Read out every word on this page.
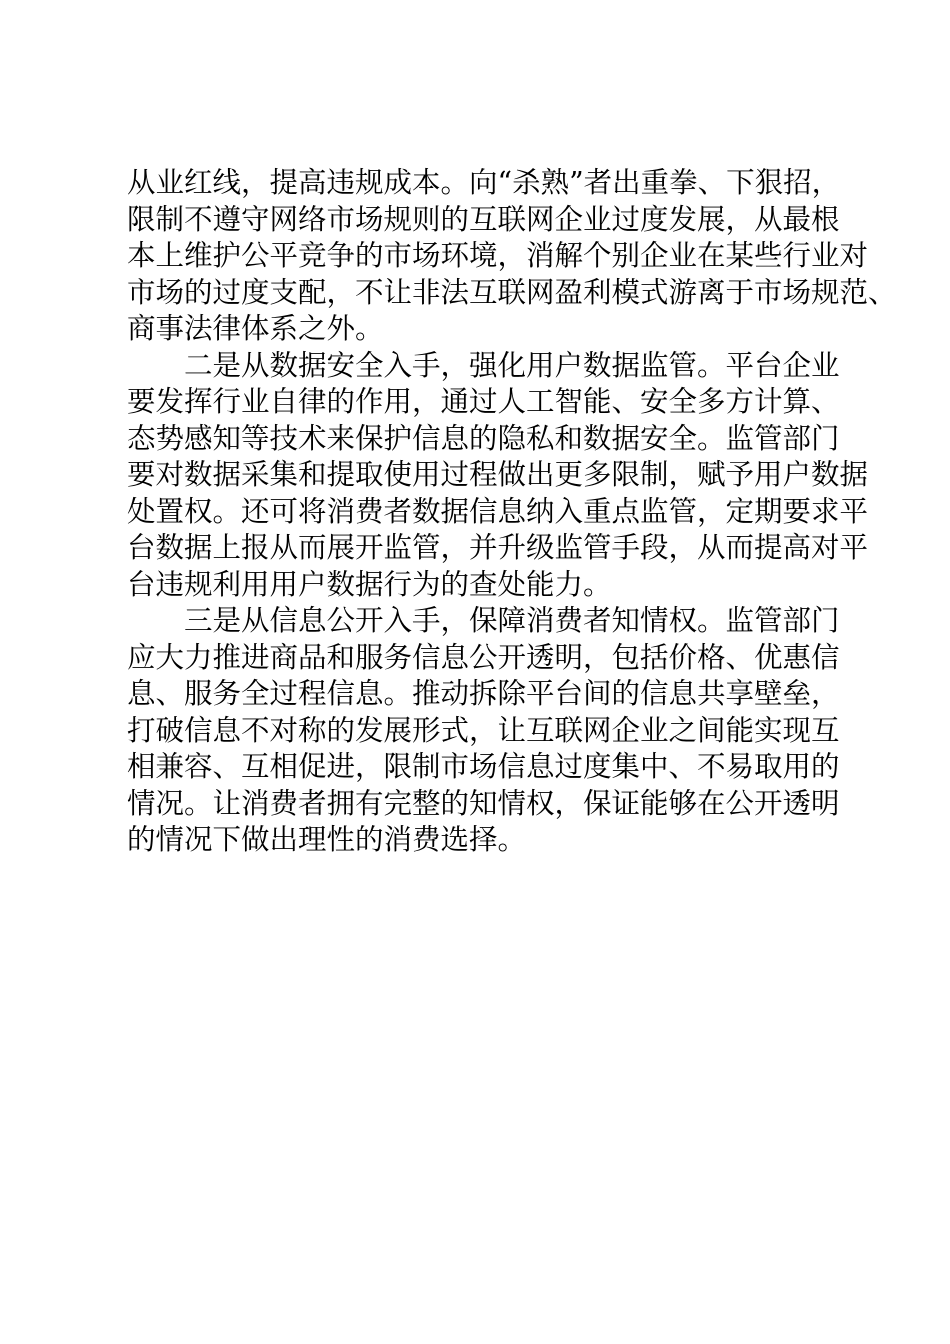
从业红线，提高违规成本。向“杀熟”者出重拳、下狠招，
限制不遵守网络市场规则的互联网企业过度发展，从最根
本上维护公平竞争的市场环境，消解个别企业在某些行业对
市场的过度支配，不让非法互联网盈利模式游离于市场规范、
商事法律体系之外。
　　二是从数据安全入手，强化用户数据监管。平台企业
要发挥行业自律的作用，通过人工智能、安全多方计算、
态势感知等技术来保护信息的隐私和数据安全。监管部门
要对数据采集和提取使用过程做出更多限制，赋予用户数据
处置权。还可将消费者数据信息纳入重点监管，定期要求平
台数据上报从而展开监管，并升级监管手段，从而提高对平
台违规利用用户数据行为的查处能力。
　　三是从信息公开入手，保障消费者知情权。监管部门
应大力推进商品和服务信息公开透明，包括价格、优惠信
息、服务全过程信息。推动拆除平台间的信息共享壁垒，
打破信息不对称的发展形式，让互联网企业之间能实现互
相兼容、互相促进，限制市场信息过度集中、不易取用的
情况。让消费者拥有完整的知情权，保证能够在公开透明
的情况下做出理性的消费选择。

================================

> _GIVEN PROBLEM_
Pictures are excluded; output everything else in the data verbatim.

> _OUTPUT BELOW_
Read out every word on this page.
从业红线，提高违规成本。向“杀熟”者出重拳、下狠招，
限制不遵守网络市场规则的互联网企业过度发展，从最根
本上维护公平竞争的市场环境，消解个别企业在某些行业对
市场的过度支配，不让非法互联网盈利模式游离于市场规范、
商事法律体系之外。
　　二是从数据安全入手，强化用户数据监管。平台企业
要发挥行业自律的作用，通过人工智能、安全多方计算、
态势感知等技术来保护信息的隐私和数据安全。监管部门
要对数据采集和提取使用过程做出更多限制，赋予用户数据
处置权。还可将消费者数据信息纳入重点监管，定期要求平
台数据上报从而展开监管，并升级监管手段，从而提高对平
台违规利用用户数据行为的查处能力。
　　三是从信息公开入手，保障消费者知情权。监管部门
应大力推进商品和服务信息公开透明，包括价格、优惠信
息、服务全过程信息。推动拆除平台间的信息共享壁垒，
打破信息不对称的发展形式，让互联网企业之间能实现互
相兼容、互相促进，限制市场信息过度集中、不易取用的
情况。让消费者拥有完整的知情权，保证能够在公开透明
的情况下做出理性的消费选择。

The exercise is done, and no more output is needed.